O que fazer:
1 > Indique se cada afirmação abaixo está de acordo com o texto sobre Zema, respondendo sim ou não e citando literalmente o trecho decisivo.
(a) Zema classificou dois ministros do STF como "frutas podres".
(b) A entrevista à Rádio Bandeirantes foi concedida em Goiânia.
(c) Zema visitou a indústria Kingspan Isoeste, em Anápolis.
2 > Com base no texto sobre Zema, responda:
(a) A qual partido Zema pertence?
(b) Desde quando Zema está em pré-campanha em Goiás?
(c) Com que adjetivo Zema classificou a proposta que prevê o fim da escala 6×1?

Texto extraído:

————

O ex-governador de Minas Gerais e pré-candidato à Presidência da República, Romeu Zema (Novo), voltou a fazer críticas ao Supremo Tribunal Federal (STF) e a ministros da Corte durante entrevista concedida à Rádio Bandeirantes, em Goiânia. Em sua fala, Zema classificou três ministros como “frutas podres” e também criticou a proposta em tramitação no Congresso Nacional que prevê o fim da escala de trabalho 6×1, classificando-a como “populista”.
Zema está em pré-campanha no estado de Goiás desde a última quinta-feira (23). Durante sua passagem, visitou a indústria Kingspan Isoeste, em Anápolis, participou de reunião com o Fórum das Entidades Empresariais de Goiás (FEE-GO) e se encontrou com filiados do partido Novo.
Foi nesse contexto que o ex-governador concedeu entrevista à Rádio Bandeirantes, ocasião em que intensificou suas críticas ao STF e a propostas debatidas no cenário político nacional.

————

Extrato de dados:
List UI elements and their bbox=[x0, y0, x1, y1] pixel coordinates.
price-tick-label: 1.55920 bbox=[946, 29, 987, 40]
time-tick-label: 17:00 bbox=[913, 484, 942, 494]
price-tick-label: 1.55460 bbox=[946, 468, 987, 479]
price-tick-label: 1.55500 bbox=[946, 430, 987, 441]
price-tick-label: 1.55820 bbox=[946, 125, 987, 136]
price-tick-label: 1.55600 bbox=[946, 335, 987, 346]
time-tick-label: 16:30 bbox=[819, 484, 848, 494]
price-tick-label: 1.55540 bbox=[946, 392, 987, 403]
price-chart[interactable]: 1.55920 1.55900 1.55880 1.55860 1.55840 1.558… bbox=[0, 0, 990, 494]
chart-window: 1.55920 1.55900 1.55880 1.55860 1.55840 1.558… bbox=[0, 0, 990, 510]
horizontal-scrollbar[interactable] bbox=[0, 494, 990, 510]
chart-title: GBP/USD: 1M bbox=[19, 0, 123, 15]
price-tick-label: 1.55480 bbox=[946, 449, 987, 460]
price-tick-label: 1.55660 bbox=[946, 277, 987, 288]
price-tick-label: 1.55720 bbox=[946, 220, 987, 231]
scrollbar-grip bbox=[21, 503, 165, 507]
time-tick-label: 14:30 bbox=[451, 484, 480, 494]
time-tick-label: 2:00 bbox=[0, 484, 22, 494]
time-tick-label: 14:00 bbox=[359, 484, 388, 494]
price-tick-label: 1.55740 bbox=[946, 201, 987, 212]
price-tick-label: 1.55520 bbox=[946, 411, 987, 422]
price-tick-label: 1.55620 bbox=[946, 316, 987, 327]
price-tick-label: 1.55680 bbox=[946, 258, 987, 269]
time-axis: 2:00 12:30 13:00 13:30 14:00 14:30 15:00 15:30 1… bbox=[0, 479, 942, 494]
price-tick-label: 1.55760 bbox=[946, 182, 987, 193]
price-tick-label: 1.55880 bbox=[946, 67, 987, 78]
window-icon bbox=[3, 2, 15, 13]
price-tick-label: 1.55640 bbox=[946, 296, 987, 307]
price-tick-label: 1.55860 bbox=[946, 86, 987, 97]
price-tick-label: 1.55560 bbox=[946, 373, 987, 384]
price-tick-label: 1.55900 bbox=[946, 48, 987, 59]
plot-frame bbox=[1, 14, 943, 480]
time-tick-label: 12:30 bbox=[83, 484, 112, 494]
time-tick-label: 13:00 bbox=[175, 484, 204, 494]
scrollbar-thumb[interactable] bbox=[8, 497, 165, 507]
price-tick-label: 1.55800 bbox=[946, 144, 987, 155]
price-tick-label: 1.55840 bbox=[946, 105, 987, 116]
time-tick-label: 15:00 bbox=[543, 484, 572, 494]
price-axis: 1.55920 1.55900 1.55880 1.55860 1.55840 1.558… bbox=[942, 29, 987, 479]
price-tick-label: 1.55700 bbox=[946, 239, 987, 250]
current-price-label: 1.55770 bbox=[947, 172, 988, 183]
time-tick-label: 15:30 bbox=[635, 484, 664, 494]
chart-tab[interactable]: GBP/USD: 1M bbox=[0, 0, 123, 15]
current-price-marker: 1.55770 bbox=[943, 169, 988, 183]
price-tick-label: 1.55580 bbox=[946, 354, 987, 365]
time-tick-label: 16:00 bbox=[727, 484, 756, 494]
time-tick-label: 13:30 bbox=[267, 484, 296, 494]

————

Respostas por tarefa:
1 >
(a) Não: "Zema classificou três ministros como “frutas podres”"
(b) Sim: "entrevista concedida à Rádio Bandeirantes, em Goiânia"
(c) Sim: "visitou a indústria Kingspan Isoeste, em Anápolis"

2 >
(a) Novo.
(b) Desde a última quinta-feira (23).
(c) "Populista".